- _WORK INSTRUCTIONS_
Every record should be copied exactly, except that pictures are to be omitted.

- _MATERIAL SHOWN_
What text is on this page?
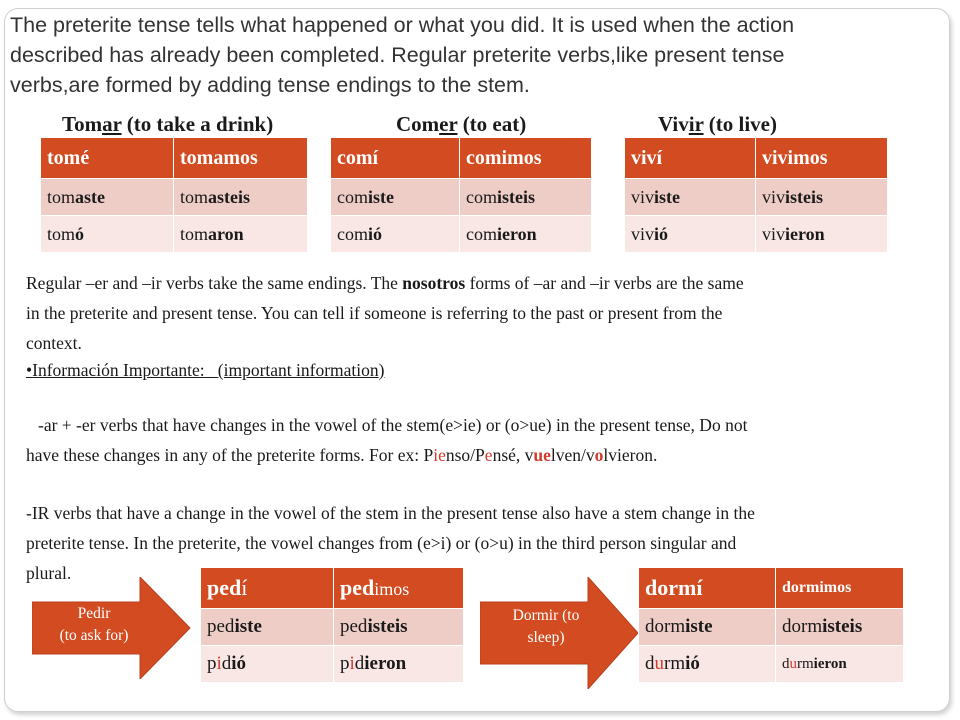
The preterite tense tells what happened or what you did. It is used when the action
described has already been completed. Regular preterite verbs,like present tense
verbs,are formed by adding tense endings to the stem.
Tomar (to take a drink)	Comer (to eat)	Vivir (to live)
tomé	tomamos
tomaste	tomasteis
tomó	tomaron
comí	comimos
comiste	comisteis
comió	comieron
viví	vivimos
viviste	vivisteis
vivió	vivieron
Regular –er and –ir verbs take the same endings. The nosotros forms of –ar and –ir verbs are the same
in the preterite and present tense. You can tell if someone is referring to the past or present from the
context.
•Información Importante: (important information)
-ar + -er verbs that have changes in the vowel of the stem(e>ie) or (o>ue) in the present tense, Do not
have these changes in any of the preterite forms. For ex: Pienso/Pensé, vuelven/volvieron.
-IR verbs that have a change in the vowel of the stem in the present tense also have a stem change in the
preterite tense. In the preterite, the vowel changes from (e>i) or (o>u) in the third person singular and
plural.
Pedir
(to ask for)
pedí	pedimos
pediste	pedisteis
pidió	pidieron
Dormir (to
sleep)
dormí	dormimos
dormiste	dormisteis
durmió	durmieron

- _SOLUTION FOR THIS EXERCISE_
What text is on this page?
The preterite tense tells what happened or what you did. It is used when the action
described has already been completed. Regular preterite verbs,like present tense
verbs,are formed by adding tense endings to the stem.
Tomar (to take a drink)	Comer (to eat)	Vivir (to live)
tomé	tomamos
tomaste	tomasteis
tomó	tomaron
comí	comimos
comiste	comisteis
comió	comieron
viví	vivimos
viviste	vivisteis
vivió	vivieron
Regular –er and –ir verbs take the same endings. The nosotros forms of –ar and –ir verbs are the same
in the preterite and present tense. You can tell if someone is referring to the past or present from the
context.
•Información Importante: (important information)
-ar + -er verbs that have changes in the vowel of the stem(e>ie) or (o>ue) in the present tense, Do not
have these changes in any of the preterite forms. For ex: Pienso/Pensé, vuelven/volvieron.
-IR verbs that have a change in the vowel of the stem in the present tense also have a stem change in the
preterite tense. In the preterite, the vowel changes from (e>i) or (o>u) in the third person singular and
plural.
Pedir
(to ask for)
pedí	pedimos
pediste	pedisteis
pidió	pidieron
Dormir (to
sleep)
dormí	dormimos
dormiste	dormisteis
durmió	durmieron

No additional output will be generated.